Testo citato:
★ ★ ★ ★ ★

Da appassionato ed ex praticante (amatorialee) di pugilato.
Da meridionale che ama e odia ciò che è il Sud e che ha vissuto Napoli e Marcianise.
Da sostenitore della lucidità, del coraggio, dello sforzo pedagogico di educazione civica e morale di Saviano e di tante altre ottime persone come lui...
Non posso non riportare stralci di questo articolo a firma di Roberto Saviano che presenta Tatanka (regia di Giuseppe Gagliardi), apparso su Repubblica di oggi, 5 maggio 2011. Poi magari il film sarà una boiata pazzesca (Clemente Russo che interpreta se stesso per me è un segnale d'allarme, poi vedremo), ma queste parole a me entrano nelle viscere:
"Lo scarto tra il fuori caotico e violento, lussuoso e patinato, dove vince il più furbo e il dentro pieno di umiltà e fatica, dove vincono sacrificio e tenacia. Nel film c'è il racconto di ciò che accadeva a Marcianise alla fine degli anni '90, quando per prima, in Italia, dalla fine della guerra si era vista imporre il coprifuoco dal Prefetto, perché in quegli anni si contava un morto al giorno. Quando iniziarono a massacrarsi i Mazzacane e i Quaqquaroni, le famiglie che gestivano quelle zone, gli allenatori di boxe furono fondamentali per salvare il territorio. Seguendo nient'altro che l'imperativo del pugilato, "tutti in palestra senza distinzione di colore, testa, classe, religione, gusto""

★ ★ ★ ★ ★

Dati estratti:
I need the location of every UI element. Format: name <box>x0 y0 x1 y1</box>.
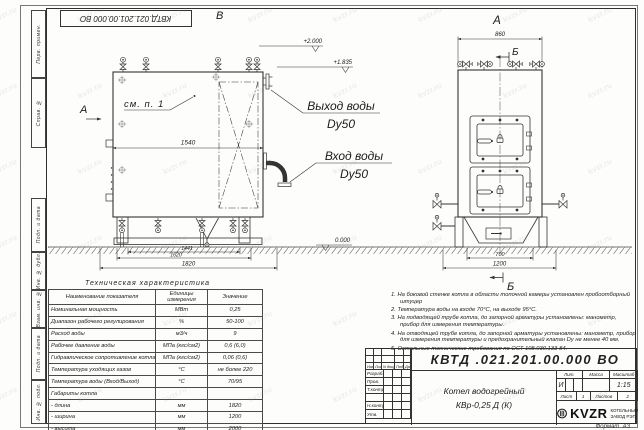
tech-header-row: Наименование показателя Единицы измерени… <box>49 290 263 305</box>
doc-number: КВТД .021.201.00.000 ВО <box>411 349 638 371</box>
frame-cell-inv-dubl: Инв. № дубл. <box>31 252 46 290</box>
note-1: 1. На боковой стенке котла в области топ… <box>391 292 637 306</box>
tech-row: Габариты котла <box>49 388 263 400</box>
tech-table-title: Техническая характеристика <box>48 280 247 287</box>
frame-cell-podp-data-2: Подп. и дата <box>31 328 46 380</box>
company-name: КОТЕЛЬНЫЙ ЗАВОД РЭП <box>610 408 638 419</box>
tech-table: Техническая характеристика Наименование … <box>48 280 247 430</box>
product-name: Котел водогрейный КВр-0,25 Д (К) <box>411 371 556 425</box>
frame-cell-podp-data-1: Подп. и дата <box>31 198 46 252</box>
format-label: Формат А3 <box>500 424 644 430</box>
frame-cell-inv-podl: Инв. № подл. <box>31 380 46 424</box>
tech-row: Номинальная мощностьМВт0,25 <box>49 305 263 317</box>
tech-row: Диапазон рабочего регулирования%50-100 <box>49 316 263 328</box>
tech-row: Рабочее давление водыМПа (кгс/см2)0,6 (6… <box>49 340 263 352</box>
title-block: КВТД .021.201.00.000 ВО Изм. Лист N доку… <box>365 348 637 424</box>
scale-value: 1:15 <box>610 379 638 392</box>
tech-table-grid: Наименование показателя Единицы измерени… <box>48 289 263 430</box>
tech-row: - высотамм2000 <box>49 423 263 430</box>
company-logo: KVZR КОТЕЛЬНЫЙ ЗАВОД РЭП <box>557 401 638 426</box>
frame-cell-sprav-no: Справ. № <box>31 78 46 148</box>
top-stamp: КВТД.021.201.00.000 ВО <box>60 10 192 27</box>
kvzr-emblem-icon <box>557 406 567 421</box>
frame-cell-vzam-inv: Взам. инв. № <box>31 290 46 328</box>
tech-row: - ширинамм1200 <box>49 412 263 424</box>
mass-value <box>583 379 611 392</box>
lit-value: И <box>557 379 566 392</box>
note-2: 2. Температура воды на входе 70°С, на вы… <box>391 307 637 314</box>
tech-row: Расход водым3/ч9 <box>49 328 263 340</box>
tech-row: Температура воды (Вход/Выход)°С70/95 <box>49 376 263 388</box>
tech-row: Гидравлическое сопротивление котлаМПа (к… <box>49 352 263 364</box>
revision-header-row: Изм. Лист N докум. Подп. Дата <box>366 363 411 370</box>
frame-cell-perv-primen: Перв. примен. <box>31 10 46 78</box>
sheet-number: 1 <box>577 392 591 401</box>
logo-text: KVZR <box>570 406 607 421</box>
drawing-sheet: Перв. примен. Справ. № Подп. и дата Инв.… <box>0 0 644 430</box>
tech-row: Температура уходящих газов°Сне более 220 <box>49 364 263 376</box>
title-block-right: Лит. Масса Масштаб И 1:15 Лист 1 Листов … <box>556 371 638 425</box>
note-4: 4. На отводящей трубе котла, до запорной… <box>391 331 637 345</box>
tech-row: - длинамм1820 <box>49 400 263 412</box>
title-block-signatures: Изм. Лист N докум. Подп. Дата Разраб. Пр… <box>366 349 411 425</box>
technical-notes: 1. На боковой стенке котла в области топ… <box>391 292 637 354</box>
note-3: 3. На подводящей трубе котла, до запорно… <box>391 315 637 329</box>
sheets-total: 2 <box>618 392 638 401</box>
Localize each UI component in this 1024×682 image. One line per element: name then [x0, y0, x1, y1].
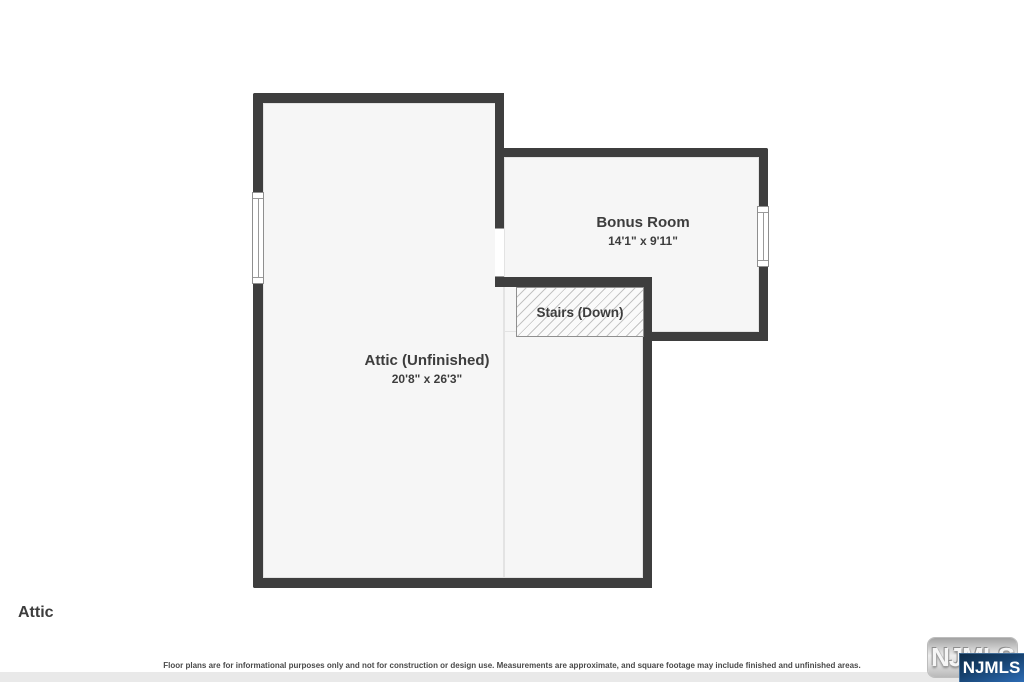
attic-room-label-group: Attic (Unfinished) 20'8" x 26'3": [307, 352, 547, 387]
disclaimer-text: Floor plans are for informational purpos…: [0, 661, 1024, 670]
room-name: Bonus Room: [523, 214, 763, 232]
room-name: Attic (Unfinished): [307, 352, 547, 370]
floor-title: Attic: [18, 604, 54, 622]
room-dimensions: 14'1" x 9'11": [523, 233, 763, 249]
window-sill-line: [253, 198, 263, 199]
wall-opening: [495, 228, 504, 277]
window-pane-line: [763, 212, 764, 261]
bonus-room-top-wall: [495, 148, 768, 157]
floorplan-canvas: Stairs (Down) Bonus Room 14'1" x 9'11" A…: [0, 0, 1024, 682]
stairs-label: Stairs (Down): [536, 305, 623, 320]
njmls-logo-badge: NJMLS: [959, 653, 1024, 682]
room-dimensions: 20'8" x 26'3": [307, 371, 547, 387]
window-pane-line: [258, 198, 259, 278]
attic-top-wall: [253, 93, 504, 103]
njmls-logo-text: NJMLS: [963, 658, 1021, 678]
window-symbol: [252, 192, 264, 284]
attic-right-upper-wall: [495, 93, 504, 228]
stairs-area: Stairs (Down): [516, 287, 644, 337]
footer-strip: [0, 672, 1024, 682]
attic-left-wall: [253, 93, 263, 588]
stairs-top-wall: [495, 277, 652, 287]
window-sill-line: [758, 212, 768, 213]
bonus-room-label-group: Bonus Room 14'1" x 9'11": [523, 214, 763, 249]
bonus-room-bottom-wall: [643, 332, 768, 341]
attic-floor-area: [263, 103, 504, 578]
attic-right-lower-wall: [643, 277, 652, 588]
window-sill-line: [758, 260, 768, 261]
attic-bottom-wall: [253, 578, 652, 588]
window-sill-line: [253, 277, 263, 278]
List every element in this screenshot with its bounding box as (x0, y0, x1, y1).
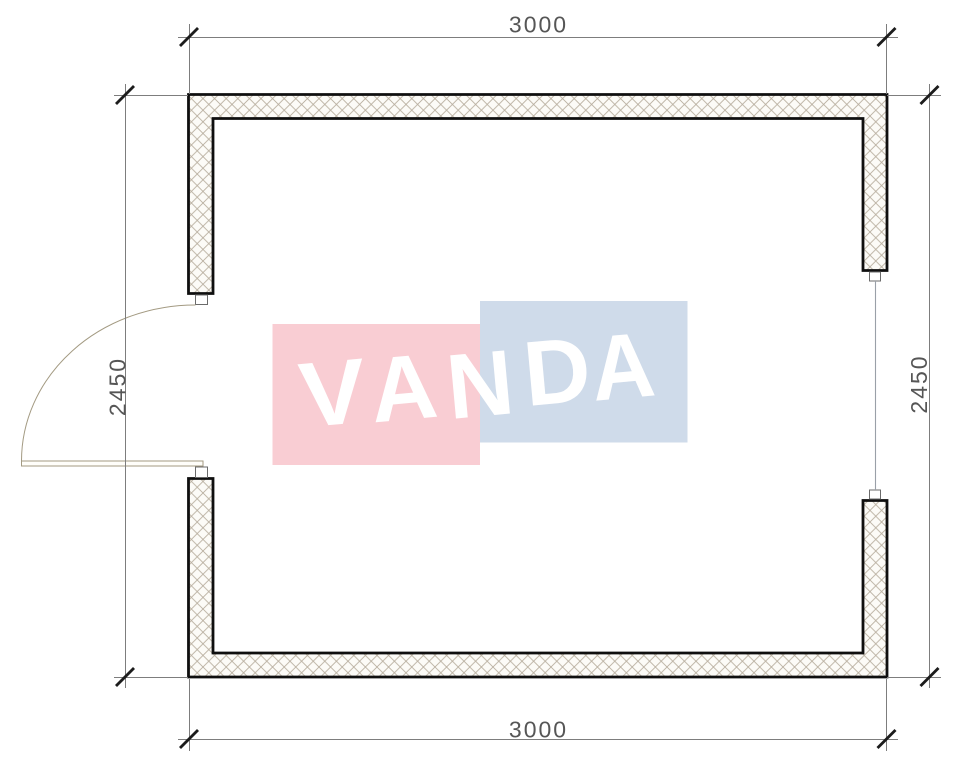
svg-text:3000: 3000 (509, 717, 568, 743)
svg-text:A: A (366, 335, 441, 443)
svg-text:2450: 2450 (105, 357, 131, 416)
svg-text:3000: 3000 (509, 12, 568, 38)
svg-text:N: N (442, 331, 517, 439)
svg-text:V: V (295, 339, 370, 447)
svg-text:A: A (587, 313, 659, 421)
svg-text:D: D (519, 318, 594, 426)
svg-text:2450: 2450 (906, 354, 932, 413)
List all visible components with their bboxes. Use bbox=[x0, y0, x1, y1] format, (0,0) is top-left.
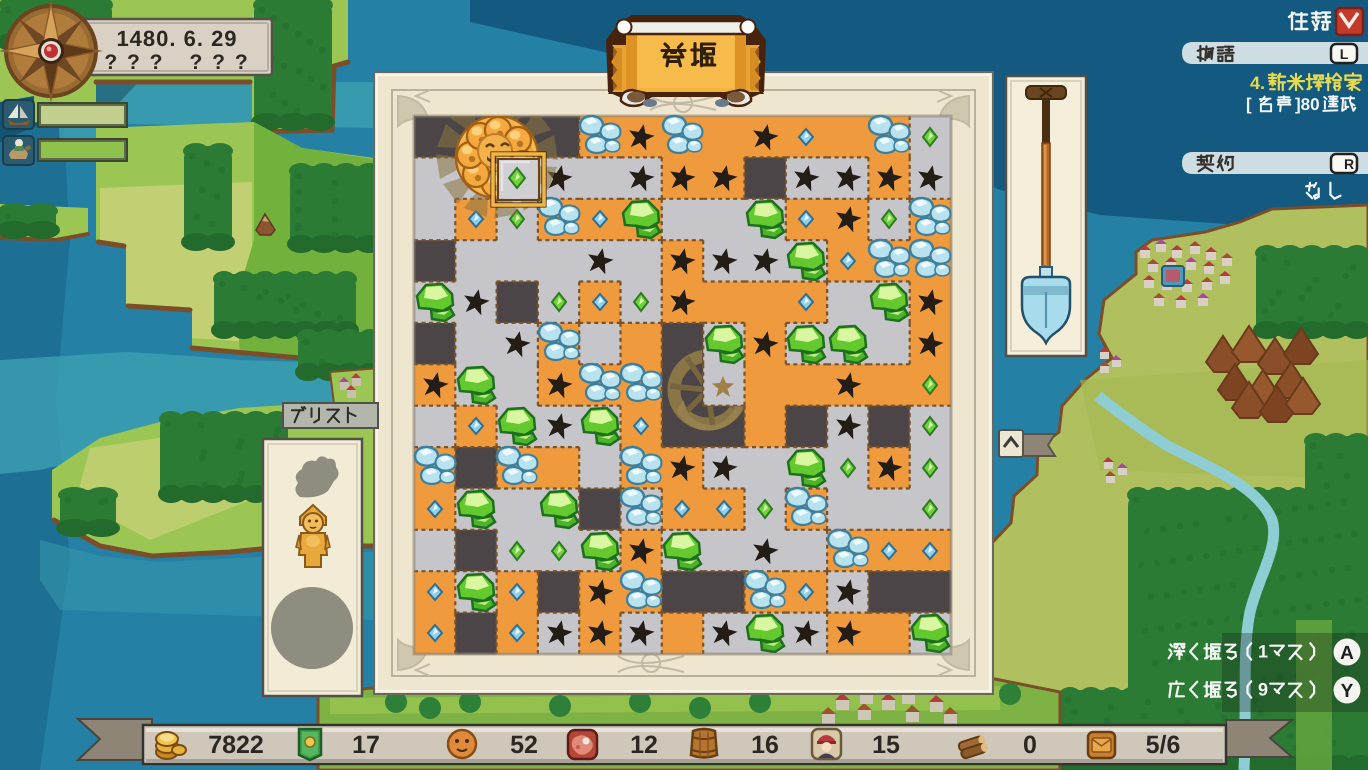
svg-text:1: 1 bbox=[1258, 642, 1268, 662]
svg-text:A: A bbox=[1340, 643, 1354, 664]
svg-text:15: 15 bbox=[872, 731, 900, 759]
svg-text:12: 12 bbox=[630, 731, 658, 759]
svg-text:17: 17 bbox=[352, 731, 380, 759]
svg-text:R: R bbox=[1344, 156, 1354, 172]
svg-text:9: 9 bbox=[1258, 680, 1268, 700]
svg-text:]80: ]80 bbox=[1295, 95, 1320, 114]
svg-text:0: 0 bbox=[1023, 731, 1037, 759]
svg-text:52: 52 bbox=[510, 731, 538, 759]
svg-text:4.: 4. bbox=[1250, 73, 1265, 93]
svg-text:[: [ bbox=[1246, 95, 1252, 114]
svg-text:? ? ? ? ? ?: ? ? ? ? ? ? bbox=[104, 51, 249, 74]
svg-text:L: L bbox=[1340, 46, 1349, 62]
svg-text:7822: 7822 bbox=[208, 731, 264, 759]
svg-text:1480. 6. 29: 1480. 6. 29 bbox=[116, 26, 237, 51]
svg-text:5/6: 5/6 bbox=[1146, 731, 1181, 759]
svg-text:16: 16 bbox=[751, 731, 779, 759]
svg-text:Y: Y bbox=[1341, 681, 1354, 702]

★ ★ ★ ★ ★

Obiettivo:
Cita alla lettera, dal testo sul film Tatanka, tutto ciò che va da "Da meridionale che" giù fino a "persone come lui...".

Soluzione:
Da meridionale che ama e odia ciò che è il Sud e che ha vissuto Napoli e Marcianise.
Da sostenitore della lucidità, del coraggio, dello sforzo pedagogico di educazione civica e morale di Saviano e di tante altre ottime persone come lui...